→ THE PROBLEM
Every line that contains the word "القدر" should be copied out.

----

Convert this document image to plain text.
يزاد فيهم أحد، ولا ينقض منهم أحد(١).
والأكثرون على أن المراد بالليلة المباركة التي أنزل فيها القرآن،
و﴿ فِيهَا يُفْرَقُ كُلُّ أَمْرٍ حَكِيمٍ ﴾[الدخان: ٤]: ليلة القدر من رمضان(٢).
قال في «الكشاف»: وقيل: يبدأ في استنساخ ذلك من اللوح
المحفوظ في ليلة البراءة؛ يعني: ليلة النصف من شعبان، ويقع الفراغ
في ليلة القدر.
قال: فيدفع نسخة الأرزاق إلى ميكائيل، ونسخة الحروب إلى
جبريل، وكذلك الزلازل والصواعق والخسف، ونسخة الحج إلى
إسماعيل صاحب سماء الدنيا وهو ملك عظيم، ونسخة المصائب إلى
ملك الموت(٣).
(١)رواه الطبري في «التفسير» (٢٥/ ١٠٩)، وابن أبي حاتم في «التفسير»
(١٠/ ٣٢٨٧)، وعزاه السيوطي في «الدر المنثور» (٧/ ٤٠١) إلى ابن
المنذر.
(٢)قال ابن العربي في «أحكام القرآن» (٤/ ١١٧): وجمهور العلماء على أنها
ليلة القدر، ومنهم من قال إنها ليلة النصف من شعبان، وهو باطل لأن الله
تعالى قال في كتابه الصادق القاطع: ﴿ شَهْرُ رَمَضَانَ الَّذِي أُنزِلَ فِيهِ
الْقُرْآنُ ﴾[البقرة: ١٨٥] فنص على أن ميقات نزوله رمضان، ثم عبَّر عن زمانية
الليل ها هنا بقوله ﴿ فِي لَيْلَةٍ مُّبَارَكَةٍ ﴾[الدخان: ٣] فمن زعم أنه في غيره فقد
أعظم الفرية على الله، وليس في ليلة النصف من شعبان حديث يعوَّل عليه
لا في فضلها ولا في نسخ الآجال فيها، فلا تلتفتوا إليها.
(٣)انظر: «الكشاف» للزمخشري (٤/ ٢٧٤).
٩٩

----

→ EXERCISE OUTPUT
و﴿ فِيهَا يُفْرَقُ كُلُّ أَمْرٍ حَكِيمٍ ﴾[الدخان: ٤]: ليلة القدر من رمضان(٢).
في ليلة القدر.
ليلة القدر، ومنهم من قال إنها ليلة النصف من شعبان، وهو باطل لأن الله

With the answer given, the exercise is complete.